··· EXERCISE DATA

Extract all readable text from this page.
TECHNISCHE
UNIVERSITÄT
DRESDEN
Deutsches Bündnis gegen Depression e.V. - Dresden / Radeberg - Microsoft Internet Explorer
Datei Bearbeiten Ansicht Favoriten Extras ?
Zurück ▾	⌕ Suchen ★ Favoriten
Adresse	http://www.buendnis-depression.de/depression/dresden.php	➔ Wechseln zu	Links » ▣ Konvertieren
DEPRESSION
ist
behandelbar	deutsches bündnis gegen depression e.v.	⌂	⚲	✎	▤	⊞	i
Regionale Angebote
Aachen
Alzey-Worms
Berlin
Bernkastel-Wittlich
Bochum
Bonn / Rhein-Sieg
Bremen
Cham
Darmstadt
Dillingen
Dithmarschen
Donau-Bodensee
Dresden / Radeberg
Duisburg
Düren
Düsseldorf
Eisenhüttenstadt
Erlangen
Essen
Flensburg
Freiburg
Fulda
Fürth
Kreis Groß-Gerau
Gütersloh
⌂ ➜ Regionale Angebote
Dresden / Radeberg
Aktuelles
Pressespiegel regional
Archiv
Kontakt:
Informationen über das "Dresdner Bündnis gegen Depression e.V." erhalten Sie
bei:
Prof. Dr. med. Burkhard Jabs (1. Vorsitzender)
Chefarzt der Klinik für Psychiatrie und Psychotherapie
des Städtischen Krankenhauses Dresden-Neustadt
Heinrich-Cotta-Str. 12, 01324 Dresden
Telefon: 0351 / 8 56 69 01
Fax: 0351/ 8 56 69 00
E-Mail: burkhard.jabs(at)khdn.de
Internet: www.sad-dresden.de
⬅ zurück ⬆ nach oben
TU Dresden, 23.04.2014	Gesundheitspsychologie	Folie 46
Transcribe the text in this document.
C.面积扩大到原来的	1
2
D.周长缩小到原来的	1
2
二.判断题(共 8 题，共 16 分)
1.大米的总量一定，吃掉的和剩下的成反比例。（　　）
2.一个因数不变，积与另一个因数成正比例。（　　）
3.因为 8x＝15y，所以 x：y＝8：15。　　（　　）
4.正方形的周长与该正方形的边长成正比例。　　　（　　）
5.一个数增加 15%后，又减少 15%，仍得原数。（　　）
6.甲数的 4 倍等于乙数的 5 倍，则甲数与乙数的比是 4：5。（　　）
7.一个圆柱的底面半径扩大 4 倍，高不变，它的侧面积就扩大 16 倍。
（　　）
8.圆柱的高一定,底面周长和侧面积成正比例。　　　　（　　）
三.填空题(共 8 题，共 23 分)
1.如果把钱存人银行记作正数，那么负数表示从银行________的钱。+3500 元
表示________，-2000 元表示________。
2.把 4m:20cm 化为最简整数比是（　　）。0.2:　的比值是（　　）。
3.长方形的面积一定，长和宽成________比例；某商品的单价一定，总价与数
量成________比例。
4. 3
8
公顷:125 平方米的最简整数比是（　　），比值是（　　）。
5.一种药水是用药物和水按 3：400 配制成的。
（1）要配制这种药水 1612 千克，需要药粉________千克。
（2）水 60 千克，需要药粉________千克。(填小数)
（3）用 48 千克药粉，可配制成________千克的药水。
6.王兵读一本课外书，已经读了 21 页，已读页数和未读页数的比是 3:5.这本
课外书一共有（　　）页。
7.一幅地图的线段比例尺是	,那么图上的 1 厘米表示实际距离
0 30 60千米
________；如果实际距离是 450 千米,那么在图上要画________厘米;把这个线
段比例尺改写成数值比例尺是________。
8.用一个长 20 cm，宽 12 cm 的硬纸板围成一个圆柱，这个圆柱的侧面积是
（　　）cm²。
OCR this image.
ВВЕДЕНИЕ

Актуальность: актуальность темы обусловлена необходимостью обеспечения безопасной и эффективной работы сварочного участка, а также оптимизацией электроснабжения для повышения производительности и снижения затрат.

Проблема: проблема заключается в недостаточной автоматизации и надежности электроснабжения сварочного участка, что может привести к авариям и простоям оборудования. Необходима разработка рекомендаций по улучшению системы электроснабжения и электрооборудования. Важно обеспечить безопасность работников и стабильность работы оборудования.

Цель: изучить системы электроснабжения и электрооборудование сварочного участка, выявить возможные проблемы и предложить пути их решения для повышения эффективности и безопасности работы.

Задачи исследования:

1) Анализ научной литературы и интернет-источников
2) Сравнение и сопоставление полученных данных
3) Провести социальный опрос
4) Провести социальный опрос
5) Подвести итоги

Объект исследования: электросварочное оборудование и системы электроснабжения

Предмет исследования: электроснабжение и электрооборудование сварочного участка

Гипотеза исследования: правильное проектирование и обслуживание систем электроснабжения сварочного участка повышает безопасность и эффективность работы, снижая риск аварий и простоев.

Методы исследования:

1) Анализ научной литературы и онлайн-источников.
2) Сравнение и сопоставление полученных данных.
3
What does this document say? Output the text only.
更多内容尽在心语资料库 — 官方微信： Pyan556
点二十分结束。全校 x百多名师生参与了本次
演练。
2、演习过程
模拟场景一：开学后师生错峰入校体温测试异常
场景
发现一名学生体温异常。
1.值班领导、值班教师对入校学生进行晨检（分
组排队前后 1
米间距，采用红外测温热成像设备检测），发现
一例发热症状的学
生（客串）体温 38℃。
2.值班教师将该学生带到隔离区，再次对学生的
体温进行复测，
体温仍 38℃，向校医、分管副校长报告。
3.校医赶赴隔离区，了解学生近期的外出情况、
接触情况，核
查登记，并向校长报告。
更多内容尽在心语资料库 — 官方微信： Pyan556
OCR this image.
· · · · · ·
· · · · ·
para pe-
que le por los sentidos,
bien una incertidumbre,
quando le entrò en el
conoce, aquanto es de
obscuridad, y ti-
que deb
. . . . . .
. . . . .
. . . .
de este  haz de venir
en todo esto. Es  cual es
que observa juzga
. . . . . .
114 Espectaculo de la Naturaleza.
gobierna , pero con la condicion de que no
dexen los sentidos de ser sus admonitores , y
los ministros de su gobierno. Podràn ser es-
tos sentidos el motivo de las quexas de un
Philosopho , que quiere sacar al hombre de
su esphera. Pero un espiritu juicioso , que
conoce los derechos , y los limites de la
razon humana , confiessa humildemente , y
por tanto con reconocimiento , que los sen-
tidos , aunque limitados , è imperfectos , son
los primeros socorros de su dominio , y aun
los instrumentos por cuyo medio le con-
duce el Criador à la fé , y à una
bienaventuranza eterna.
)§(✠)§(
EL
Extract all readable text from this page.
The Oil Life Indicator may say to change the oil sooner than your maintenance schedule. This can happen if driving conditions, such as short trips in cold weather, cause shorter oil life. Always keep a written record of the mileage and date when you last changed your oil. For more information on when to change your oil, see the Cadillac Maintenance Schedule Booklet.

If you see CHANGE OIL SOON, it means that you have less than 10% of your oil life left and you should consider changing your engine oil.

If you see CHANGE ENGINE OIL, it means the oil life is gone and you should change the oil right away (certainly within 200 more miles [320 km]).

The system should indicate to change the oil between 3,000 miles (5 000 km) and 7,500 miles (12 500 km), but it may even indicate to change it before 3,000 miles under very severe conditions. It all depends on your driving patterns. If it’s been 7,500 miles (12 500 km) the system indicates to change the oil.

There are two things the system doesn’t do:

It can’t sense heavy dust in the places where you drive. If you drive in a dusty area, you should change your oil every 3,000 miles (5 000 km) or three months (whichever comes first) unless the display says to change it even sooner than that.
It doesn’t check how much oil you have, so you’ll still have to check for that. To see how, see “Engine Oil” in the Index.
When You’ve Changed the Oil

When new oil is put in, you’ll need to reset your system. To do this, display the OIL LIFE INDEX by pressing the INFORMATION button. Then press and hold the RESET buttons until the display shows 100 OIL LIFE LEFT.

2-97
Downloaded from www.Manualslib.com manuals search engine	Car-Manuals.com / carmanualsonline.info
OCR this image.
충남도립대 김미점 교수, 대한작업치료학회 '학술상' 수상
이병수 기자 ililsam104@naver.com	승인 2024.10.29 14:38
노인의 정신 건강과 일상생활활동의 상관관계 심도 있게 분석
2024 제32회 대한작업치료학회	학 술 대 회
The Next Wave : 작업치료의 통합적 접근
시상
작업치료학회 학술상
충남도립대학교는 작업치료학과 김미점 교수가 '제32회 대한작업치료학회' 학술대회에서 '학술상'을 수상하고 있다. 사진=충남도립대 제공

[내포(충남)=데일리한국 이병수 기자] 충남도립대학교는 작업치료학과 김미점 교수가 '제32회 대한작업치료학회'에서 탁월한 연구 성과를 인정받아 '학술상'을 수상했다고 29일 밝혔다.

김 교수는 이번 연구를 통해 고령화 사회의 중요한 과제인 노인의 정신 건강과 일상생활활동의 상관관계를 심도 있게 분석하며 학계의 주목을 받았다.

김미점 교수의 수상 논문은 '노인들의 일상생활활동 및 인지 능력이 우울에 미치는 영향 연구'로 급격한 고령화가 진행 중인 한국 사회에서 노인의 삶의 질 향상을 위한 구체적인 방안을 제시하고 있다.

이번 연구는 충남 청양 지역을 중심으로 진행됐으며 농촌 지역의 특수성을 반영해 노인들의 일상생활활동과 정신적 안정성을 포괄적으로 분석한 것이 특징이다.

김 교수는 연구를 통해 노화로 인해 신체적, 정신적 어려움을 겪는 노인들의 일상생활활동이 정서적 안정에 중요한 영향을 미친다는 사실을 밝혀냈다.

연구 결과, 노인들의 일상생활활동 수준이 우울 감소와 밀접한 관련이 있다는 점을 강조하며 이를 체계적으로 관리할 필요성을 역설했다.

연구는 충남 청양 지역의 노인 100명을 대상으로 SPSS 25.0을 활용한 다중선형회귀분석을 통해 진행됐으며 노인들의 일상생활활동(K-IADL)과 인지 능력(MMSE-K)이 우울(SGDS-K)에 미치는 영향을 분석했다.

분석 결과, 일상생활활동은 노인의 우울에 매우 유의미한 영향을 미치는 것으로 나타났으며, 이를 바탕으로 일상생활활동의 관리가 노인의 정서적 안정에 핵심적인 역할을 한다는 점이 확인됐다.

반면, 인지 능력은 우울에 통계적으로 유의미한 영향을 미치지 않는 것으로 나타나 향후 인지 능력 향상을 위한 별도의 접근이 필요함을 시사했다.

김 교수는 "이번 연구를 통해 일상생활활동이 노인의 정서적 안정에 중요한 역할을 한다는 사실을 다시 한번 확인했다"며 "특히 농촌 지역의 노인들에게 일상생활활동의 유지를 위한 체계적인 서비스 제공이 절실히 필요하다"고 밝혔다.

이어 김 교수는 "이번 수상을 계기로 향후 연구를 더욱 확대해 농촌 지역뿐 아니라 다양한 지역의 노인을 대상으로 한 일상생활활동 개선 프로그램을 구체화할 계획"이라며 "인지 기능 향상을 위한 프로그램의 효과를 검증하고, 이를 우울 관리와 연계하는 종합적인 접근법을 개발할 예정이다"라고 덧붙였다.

······

**WORK TO DO**. Every line of the listing that holds "have" should be found and copied.

**TASK SOLUTION**.
If you see CHANGE OIL SOON, it means that you have less than 10% of your oil life left and you should consider changing your engine oil.
It doesn’t check how much oil you have, so you’ll still have to check for that. To see how, see “Engine Oil” in the Index.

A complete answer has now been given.